Dataset rows about figures

****************************************

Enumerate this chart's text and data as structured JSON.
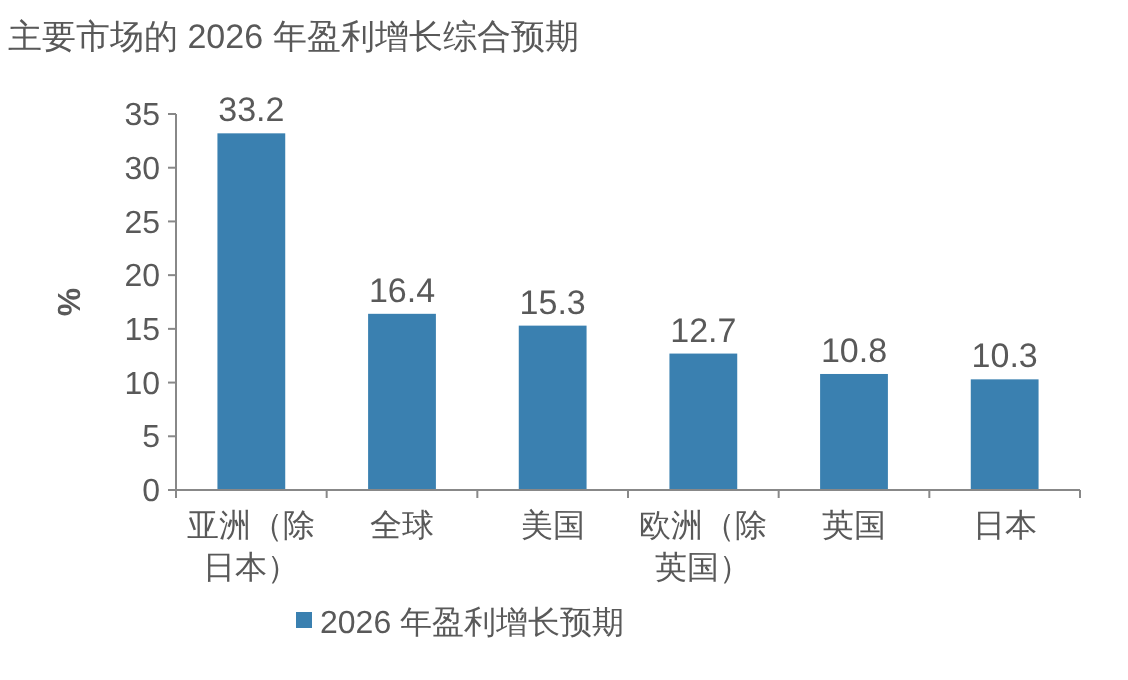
{
  "chart_data": {
    "type": "bar",
    "title": "主要市场的 2026 年盈利增长综合预期",
    "ylabel": "%",
    "categories": [
      "亚洲（除日本）",
      "全球",
      "美国",
      "欧洲（除英国）",
      "英国",
      "日本"
    ],
    "series": [
      {
        "name": "2026 年盈利增长预期",
        "color": "#3a80b0",
        "values": [
          33.2,
          16.4,
          15.3,
          12.7,
          10.8,
          10.3
        ]
      }
    ],
    "ylim": [
      0,
      35
    ],
    "yticks": [
      0,
      5,
      10,
      15,
      20,
      25,
      30,
      35
    ],
    "data_labels": true,
    "legend": "bottom",
    "grid": false
  }
}
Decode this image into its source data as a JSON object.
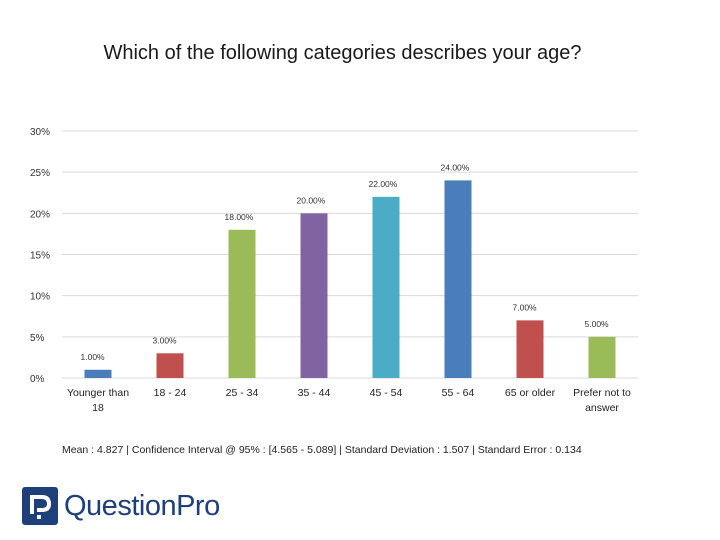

****************************************

▸ Description of the task: Write the full listing out again with every line unchanged, but include no pictures.

▸ Response to this task:
Enumerate this chart's text and data as structured JSON.
{
  "chart_data": {
    "type": "bar",
    "title": "主要市场的 2026 年盈利增长综合预期",
    "ylabel": "%",
    "categories": [
      "亚洲（除日本）",
      "全球",
      "美国",
      "欧洲（除英国）",
      "英国",
      "日本"
    ],
    "series": [
      {
        "name": "2026 年盈利增长预期",
        "color": "#3a80b0",
        "values": [
          33.2,
          16.4,
          15.3,
          12.7,
          10.8,
          10.3
        ]
      }
    ],
    "ylim": [
      0,
      35
    ],
    "yticks": [
      0,
      5,
      10,
      15,
      20,
      25,
      30,
      35
    ],
    "data_labels": true,
    "legend": "bottom",
    "grid": false
  }
}
Decode this image into its source data as a JSON object.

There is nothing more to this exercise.